Collected data
• • •

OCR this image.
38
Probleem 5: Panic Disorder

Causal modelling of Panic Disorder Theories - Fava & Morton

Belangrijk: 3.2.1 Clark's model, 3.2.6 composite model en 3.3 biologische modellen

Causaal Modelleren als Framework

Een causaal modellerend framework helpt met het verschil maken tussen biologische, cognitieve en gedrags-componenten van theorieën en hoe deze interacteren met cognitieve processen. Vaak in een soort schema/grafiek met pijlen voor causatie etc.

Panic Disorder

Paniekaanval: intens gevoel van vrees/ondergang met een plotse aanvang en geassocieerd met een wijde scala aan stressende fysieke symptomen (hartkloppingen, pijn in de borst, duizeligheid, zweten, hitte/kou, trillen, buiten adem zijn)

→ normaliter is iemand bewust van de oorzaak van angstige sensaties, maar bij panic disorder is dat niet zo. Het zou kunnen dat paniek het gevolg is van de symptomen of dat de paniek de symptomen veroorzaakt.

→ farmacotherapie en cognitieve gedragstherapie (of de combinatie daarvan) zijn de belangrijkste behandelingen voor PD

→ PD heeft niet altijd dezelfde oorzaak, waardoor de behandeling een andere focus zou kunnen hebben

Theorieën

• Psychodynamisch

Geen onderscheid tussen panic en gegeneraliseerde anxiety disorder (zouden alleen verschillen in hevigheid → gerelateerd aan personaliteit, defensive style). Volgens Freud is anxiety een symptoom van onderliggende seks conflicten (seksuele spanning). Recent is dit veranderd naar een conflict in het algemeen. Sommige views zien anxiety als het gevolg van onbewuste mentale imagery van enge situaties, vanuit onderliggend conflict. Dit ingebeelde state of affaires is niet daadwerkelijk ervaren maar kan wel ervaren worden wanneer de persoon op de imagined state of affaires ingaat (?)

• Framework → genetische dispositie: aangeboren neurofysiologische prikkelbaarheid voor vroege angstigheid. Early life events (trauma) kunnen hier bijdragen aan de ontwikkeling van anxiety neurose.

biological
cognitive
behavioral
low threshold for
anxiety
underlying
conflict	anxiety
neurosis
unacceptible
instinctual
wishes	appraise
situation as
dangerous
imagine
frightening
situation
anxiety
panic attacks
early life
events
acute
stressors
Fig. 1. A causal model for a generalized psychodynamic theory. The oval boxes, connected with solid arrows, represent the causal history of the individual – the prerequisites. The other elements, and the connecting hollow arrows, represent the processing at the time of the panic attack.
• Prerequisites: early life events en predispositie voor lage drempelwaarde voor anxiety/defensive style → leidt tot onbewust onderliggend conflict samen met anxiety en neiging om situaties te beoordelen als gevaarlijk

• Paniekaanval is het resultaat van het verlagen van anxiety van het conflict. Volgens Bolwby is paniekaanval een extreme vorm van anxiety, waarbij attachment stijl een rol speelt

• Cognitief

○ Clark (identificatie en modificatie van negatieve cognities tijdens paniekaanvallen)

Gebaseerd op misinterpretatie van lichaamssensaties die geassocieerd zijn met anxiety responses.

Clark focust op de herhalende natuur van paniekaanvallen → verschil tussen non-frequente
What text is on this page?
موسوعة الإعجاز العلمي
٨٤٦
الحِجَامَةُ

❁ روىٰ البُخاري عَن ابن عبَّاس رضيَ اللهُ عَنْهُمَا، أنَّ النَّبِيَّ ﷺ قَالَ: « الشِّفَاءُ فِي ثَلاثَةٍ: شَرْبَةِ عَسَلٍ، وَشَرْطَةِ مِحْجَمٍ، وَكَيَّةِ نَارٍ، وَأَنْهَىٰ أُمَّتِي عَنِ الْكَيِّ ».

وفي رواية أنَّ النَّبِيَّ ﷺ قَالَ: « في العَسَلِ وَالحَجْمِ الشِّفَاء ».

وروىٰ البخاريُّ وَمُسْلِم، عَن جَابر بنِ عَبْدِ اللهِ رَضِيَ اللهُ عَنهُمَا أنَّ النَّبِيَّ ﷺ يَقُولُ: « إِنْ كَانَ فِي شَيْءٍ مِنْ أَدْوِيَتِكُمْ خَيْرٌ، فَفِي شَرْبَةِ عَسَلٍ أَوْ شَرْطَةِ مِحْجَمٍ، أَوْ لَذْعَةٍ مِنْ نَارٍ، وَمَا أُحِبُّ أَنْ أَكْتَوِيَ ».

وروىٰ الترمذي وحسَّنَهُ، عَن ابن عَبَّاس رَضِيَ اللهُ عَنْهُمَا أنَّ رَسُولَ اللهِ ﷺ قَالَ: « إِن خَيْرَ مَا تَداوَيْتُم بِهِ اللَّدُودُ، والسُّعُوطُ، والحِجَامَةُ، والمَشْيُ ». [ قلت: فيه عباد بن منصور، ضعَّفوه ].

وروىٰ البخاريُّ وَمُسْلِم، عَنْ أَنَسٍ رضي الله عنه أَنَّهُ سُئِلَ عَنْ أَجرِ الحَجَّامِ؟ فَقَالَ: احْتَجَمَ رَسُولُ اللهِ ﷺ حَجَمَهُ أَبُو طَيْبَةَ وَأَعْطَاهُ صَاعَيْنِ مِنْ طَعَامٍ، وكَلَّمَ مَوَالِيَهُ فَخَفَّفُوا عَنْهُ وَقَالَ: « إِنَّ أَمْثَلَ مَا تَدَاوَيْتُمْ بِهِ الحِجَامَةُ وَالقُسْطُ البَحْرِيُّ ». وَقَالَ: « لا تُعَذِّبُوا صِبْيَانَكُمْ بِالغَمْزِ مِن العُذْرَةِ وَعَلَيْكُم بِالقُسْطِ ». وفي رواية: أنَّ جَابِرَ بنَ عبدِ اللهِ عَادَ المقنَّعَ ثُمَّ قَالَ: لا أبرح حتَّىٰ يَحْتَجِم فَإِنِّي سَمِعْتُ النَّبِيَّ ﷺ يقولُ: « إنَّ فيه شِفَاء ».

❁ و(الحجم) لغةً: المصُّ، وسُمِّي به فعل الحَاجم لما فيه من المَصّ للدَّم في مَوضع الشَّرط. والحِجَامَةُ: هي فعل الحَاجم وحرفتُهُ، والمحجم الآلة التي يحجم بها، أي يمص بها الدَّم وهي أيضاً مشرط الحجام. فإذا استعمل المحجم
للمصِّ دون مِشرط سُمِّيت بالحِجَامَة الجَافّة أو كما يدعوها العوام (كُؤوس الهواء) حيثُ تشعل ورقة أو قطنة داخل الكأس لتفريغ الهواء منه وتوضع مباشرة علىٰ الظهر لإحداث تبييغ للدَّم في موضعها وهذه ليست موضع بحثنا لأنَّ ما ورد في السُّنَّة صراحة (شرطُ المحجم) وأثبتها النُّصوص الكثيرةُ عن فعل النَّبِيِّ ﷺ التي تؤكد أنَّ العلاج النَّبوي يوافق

• • •

### What to work on
Return all the data exactly as given.

### Exercise output
OCR this image.
38
Probleem 5: Panic Disorder

Causal modelling of Panic Disorder Theories - Fava & Morton

Belangrijk: 3.2.1 Clark's model, 3.2.6 composite model en 3.3 biologische modellen

Causaal Modelleren als Framework

Een causaal modellerend framework helpt met het verschil maken tussen biologische, cognitieve en gedrags-componenten van theorieën en hoe deze interacteren met cognitieve processen. Vaak in een soort schema/grafiek met pijlen voor causatie etc.

Panic Disorder

Paniekaanval: intens gevoel van vrees/ondergang met een plotse aanvang en geassocieerd met een wijde scala aan stressende fysieke symptomen (hartkloppingen, pijn in de borst, duizeligheid, zweten, hitte/kou, trillen, buiten adem zijn)

→ normaliter is iemand bewust van de oorzaak van angstige sensaties, maar bij panic disorder is dat niet zo. Het zou kunnen dat paniek het gevolg is van de symptomen of dat de paniek de symptomen veroorzaakt.

→ farmacotherapie en cognitieve gedragstherapie (of de combinatie daarvan) zijn de belangrijkste behandelingen voor PD

→ PD heeft niet altijd dezelfde oorzaak, waardoor de behandeling een andere focus zou kunnen hebben

Theorieën

• Psychodynamisch

Geen onderscheid tussen panic en gegeneraliseerde anxiety disorder (zouden alleen verschillen in hevigheid → gerelateerd aan personaliteit, defensive style). Volgens Freud is anxiety een symptoom van onderliggende seks conflicten (seksuele spanning). Recent is dit veranderd naar een conflict in het algemeen. Sommige views zien anxiety als het gevolg van onbewuste mentale imagery van enge situaties, vanuit onderliggend conflict. Dit ingebeelde state of affaires is niet daadwerkelijk ervaren maar kan wel ervaren worden wanneer de persoon op de imagined state of affaires ingaat (?)

• Framework → genetische dispositie: aangeboren neurofysiologische prikkelbaarheid voor vroege angstigheid. Early life events (trauma) kunnen hier bijdragen aan de ontwikkeling van anxiety neurose.

biological
cognitive
behavioral
low threshold for
anxiety
underlying
conflict	anxiety
neurosis
unacceptible
instinctual
wishes	appraise
situation as
dangerous
imagine
frightening
situation
anxiety
panic attacks
early life
events
acute
stressors
Fig. 1. A causal model for a generalized psychodynamic theory. The oval boxes, connected with solid arrows, represent the causal history of the individual – the prerequisites. The other elements, and the connecting hollow arrows, represent the processing at the time of the panic attack.
• Prerequisites: early life events en predispositie voor lage drempelwaarde voor anxiety/defensive style → leidt tot onbewust onderliggend conflict samen met anxiety en neiging om situaties te beoordelen als gevaarlijk

• Paniekaanval is het resultaat van het verlagen van anxiety van het conflict. Volgens Bolwby is paniekaanval een extreme vorm van anxiety, waarbij attachment stijl een rol speelt

• Cognitief

○ Clark (identificatie en modificatie van negatieve cognities tijdens paniekaanvallen)

Gebaseerd op misinterpretatie van lichaamssensaties die geassocieerd zijn met anxiety responses.

Clark focust op de herhalende natuur van paniekaanvallen → verschil tussen non-frequente
What text is on this page?
موسوعة الإعجاز العلمي
٨٤٦
الحِجَامَةُ

❁ روىٰ البُخاري عَن ابن عبَّاس رضيَ اللهُ عَنْهُمَا، أنَّ النَّبِيَّ ﷺ قَالَ: « الشِّفَاءُ فِي ثَلاثَةٍ: شَرْبَةِ عَسَلٍ، وَشَرْطَةِ مِحْجَمٍ، وَكَيَّةِ نَارٍ، وَأَنْهَىٰ أُمَّتِي عَنِ الْكَيِّ ».

وفي رواية أنَّ النَّبِيَّ ﷺ قَالَ: « في العَسَلِ وَالحَجْمِ الشِّفَاء ».

وروىٰ البخاريُّ وَمُسْلِم، عَن جَابر بنِ عَبْدِ اللهِ رَضِيَ اللهُ عَنهُمَا أنَّ النَّبِيَّ ﷺ يَقُولُ: « إِنْ كَانَ فِي شَيْءٍ مِنْ أَدْوِيَتِكُمْ خَيْرٌ، فَفِي شَرْبَةِ عَسَلٍ أَوْ شَرْطَةِ مِحْجَمٍ، أَوْ لَذْعَةٍ مِنْ نَارٍ، وَمَا أُحِبُّ أَنْ أَكْتَوِيَ ».

وروىٰ الترمذي وحسَّنَهُ، عَن ابن عَبَّاس رَضِيَ اللهُ عَنْهُمَا أنَّ رَسُولَ اللهِ ﷺ قَالَ: « إِن خَيْرَ مَا تَداوَيْتُم بِهِ اللَّدُودُ، والسُّعُوطُ، والحِجَامَةُ، والمَشْيُ ». [ قلت: فيه عباد بن منصور، ضعَّفوه ].

وروىٰ البخاريُّ وَمُسْلِم، عَنْ أَنَسٍ رضي الله عنه أَنَّهُ سُئِلَ عَنْ أَجرِ الحَجَّامِ؟ فَقَالَ: احْتَجَمَ رَسُولُ اللهِ ﷺ حَجَمَهُ أَبُو طَيْبَةَ وَأَعْطَاهُ صَاعَيْنِ مِنْ طَعَامٍ، وكَلَّمَ مَوَالِيَهُ فَخَفَّفُوا عَنْهُ وَقَالَ: « إِنَّ أَمْثَلَ مَا تَدَاوَيْتُمْ بِهِ الحِجَامَةُ وَالقُسْطُ البَحْرِيُّ ». وَقَالَ: « لا تُعَذِّبُوا صِبْيَانَكُمْ بِالغَمْزِ مِن العُذْرَةِ وَعَلَيْكُم بِالقُسْطِ ». وفي رواية: أنَّ جَابِرَ بنَ عبدِ اللهِ عَادَ المقنَّعَ ثُمَّ قَالَ: لا أبرح حتَّىٰ يَحْتَجِم فَإِنِّي سَمِعْتُ النَّبِيَّ ﷺ يقولُ: « إنَّ فيه شِفَاء ».

❁ و(الحجم) لغةً: المصُّ، وسُمِّي به فعل الحَاجم لما فيه من المَصّ للدَّم في مَوضع الشَّرط. والحِجَامَةُ: هي فعل الحَاجم وحرفتُهُ، والمحجم الآلة التي يحجم بها، أي يمص بها الدَّم وهي أيضاً مشرط الحجام. فإذا استعمل المحجم
للمصِّ دون مِشرط سُمِّيت بالحِجَامَة الجَافّة أو كما يدعوها العوام (كُؤوس الهواء) حيثُ تشعل ورقة أو قطنة داخل الكأس لتفريغ الهواء منه وتوضع مباشرة علىٰ الظهر لإحداث تبييغ للدَّم في موضعها وهذه ليست موضع بحثنا لأنَّ ما ورد في السُّنَّة صراحة (شرطُ المحجم) وأثبتها النُّصوص الكثيرةُ عن فعل النَّبِيِّ ﷺ التي تؤكد أنَّ العلاج النَّبوي يوافق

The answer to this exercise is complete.